> _Exercise_
Write the data out again, character for character, with no images.

> _Extracted records_
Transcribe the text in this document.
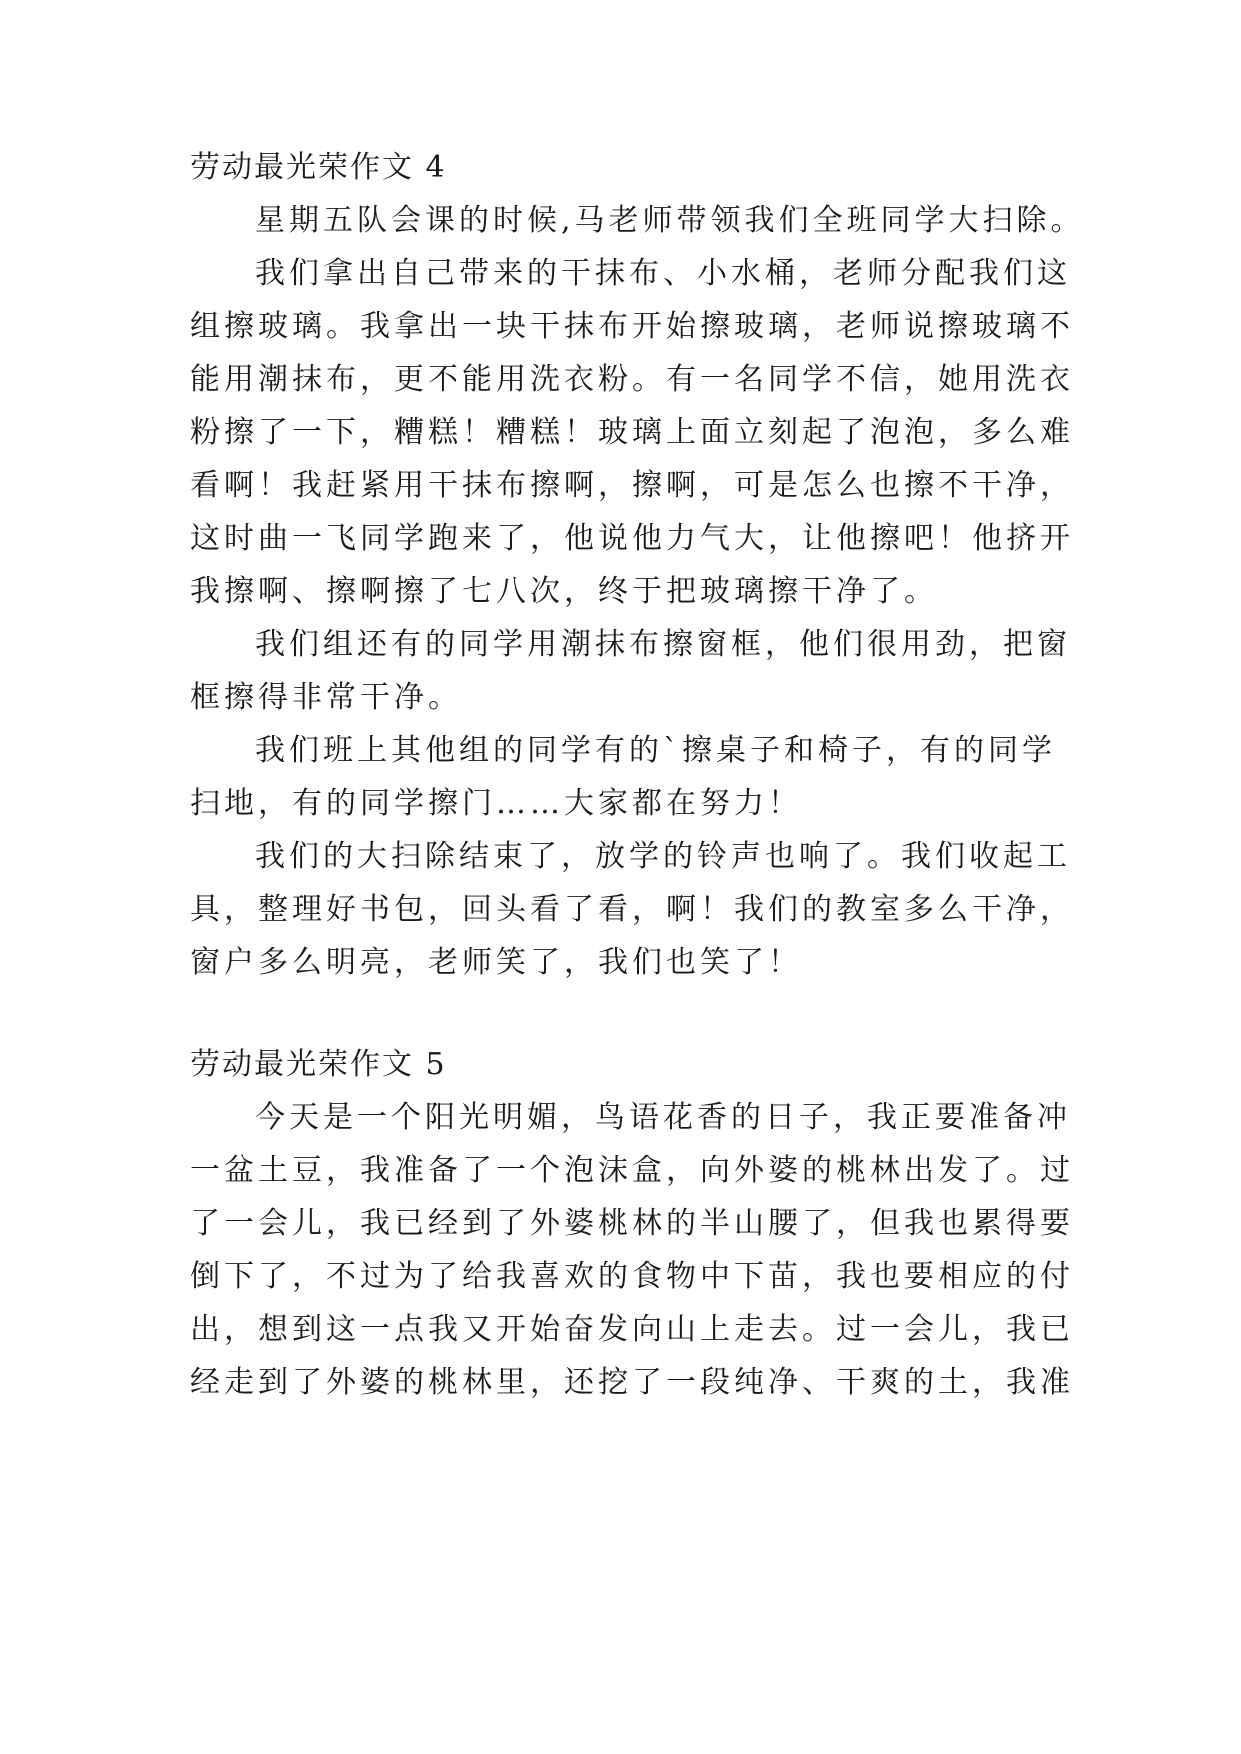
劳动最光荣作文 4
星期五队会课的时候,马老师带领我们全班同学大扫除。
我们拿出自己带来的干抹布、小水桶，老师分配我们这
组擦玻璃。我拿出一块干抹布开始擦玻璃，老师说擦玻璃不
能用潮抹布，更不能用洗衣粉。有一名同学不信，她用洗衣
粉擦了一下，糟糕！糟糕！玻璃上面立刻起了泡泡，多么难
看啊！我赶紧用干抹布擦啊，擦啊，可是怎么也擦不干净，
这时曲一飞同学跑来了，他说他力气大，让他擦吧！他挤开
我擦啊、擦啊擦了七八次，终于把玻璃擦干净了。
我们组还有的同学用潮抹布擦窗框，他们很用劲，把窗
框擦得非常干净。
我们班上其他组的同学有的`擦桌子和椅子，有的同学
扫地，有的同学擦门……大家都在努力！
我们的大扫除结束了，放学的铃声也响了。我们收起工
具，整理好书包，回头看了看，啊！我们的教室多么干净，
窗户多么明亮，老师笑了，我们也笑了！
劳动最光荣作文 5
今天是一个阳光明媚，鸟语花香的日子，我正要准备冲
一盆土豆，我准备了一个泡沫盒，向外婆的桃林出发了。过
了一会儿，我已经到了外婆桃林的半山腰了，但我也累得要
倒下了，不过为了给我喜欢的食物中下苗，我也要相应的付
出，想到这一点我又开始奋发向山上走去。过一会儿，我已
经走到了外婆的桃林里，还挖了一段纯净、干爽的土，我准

> _Solution below_
Transcribe the text in this document.
劳动最光荣作文 4
星期五队会课的时候,马老师带领我们全班同学大扫除。
我们拿出自己带来的干抹布、小水桶，老师分配我们这
组擦玻璃。我拿出一块干抹布开始擦玻璃，老师说擦玻璃不
能用潮抹布，更不能用洗衣粉。有一名同学不信，她用洗衣
粉擦了一下，糟糕！糟糕！玻璃上面立刻起了泡泡，多么难
看啊！我赶紧用干抹布擦啊，擦啊，可是怎么也擦不干净，
这时曲一飞同学跑来了，他说他力气大，让他擦吧！他挤开
我擦啊、擦啊擦了七八次，终于把玻璃擦干净了。
我们组还有的同学用潮抹布擦窗框，他们很用劲，把窗
框擦得非常干净。
我们班上其他组的同学有的`擦桌子和椅子，有的同学
扫地，有的同学擦门……大家都在努力！
我们的大扫除结束了，放学的铃声也响了。我们收起工
具，整理好书包，回头看了看，啊！我们的教室多么干净，
窗户多么明亮，老师笑了，我们也笑了！
劳动最光荣作文 5
今天是一个阳光明媚，鸟语花香的日子，我正要准备冲
一盆土豆，我准备了一个泡沫盒，向外婆的桃林出发了。过
了一会儿，我已经到了外婆桃林的半山腰了，但我也累得要
倒下了，不过为了给我喜欢的食物中下苗，我也要相应的付
出，想到这一点我又开始奋发向山上走去。过一会儿，我已
经走到了外婆的桃林里，还挖了一段纯净、干爽的土，我准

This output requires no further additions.